How many lines in this data contain the string "ضعوا"? Reply with the number only.

(Part of a data file)
— BEGIN —
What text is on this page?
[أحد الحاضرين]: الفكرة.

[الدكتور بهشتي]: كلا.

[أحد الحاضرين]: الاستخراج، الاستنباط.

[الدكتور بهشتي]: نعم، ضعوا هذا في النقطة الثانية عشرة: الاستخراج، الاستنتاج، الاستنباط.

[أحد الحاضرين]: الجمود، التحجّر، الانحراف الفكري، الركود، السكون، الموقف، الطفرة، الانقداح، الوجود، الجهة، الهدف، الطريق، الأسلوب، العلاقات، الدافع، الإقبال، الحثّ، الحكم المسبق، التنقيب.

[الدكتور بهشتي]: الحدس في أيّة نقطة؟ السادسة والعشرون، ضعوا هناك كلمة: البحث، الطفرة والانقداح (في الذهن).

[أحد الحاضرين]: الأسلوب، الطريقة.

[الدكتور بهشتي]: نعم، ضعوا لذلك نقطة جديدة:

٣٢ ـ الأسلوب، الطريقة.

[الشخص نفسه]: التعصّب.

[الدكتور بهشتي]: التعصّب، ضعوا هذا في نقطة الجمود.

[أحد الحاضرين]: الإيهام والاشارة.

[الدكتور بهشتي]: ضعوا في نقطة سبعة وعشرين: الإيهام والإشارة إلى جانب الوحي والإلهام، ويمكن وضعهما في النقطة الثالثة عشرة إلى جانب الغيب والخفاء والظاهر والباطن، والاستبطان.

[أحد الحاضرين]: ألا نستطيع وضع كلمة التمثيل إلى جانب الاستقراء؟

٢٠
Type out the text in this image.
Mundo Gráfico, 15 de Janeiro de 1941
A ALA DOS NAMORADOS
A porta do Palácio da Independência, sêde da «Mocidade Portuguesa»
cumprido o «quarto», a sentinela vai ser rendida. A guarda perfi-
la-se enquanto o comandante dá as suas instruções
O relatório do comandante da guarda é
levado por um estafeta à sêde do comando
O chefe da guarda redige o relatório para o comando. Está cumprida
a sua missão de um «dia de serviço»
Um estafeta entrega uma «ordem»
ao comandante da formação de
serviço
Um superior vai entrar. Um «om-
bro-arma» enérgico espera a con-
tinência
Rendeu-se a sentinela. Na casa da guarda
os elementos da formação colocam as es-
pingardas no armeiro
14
— END —
Solution for this task
5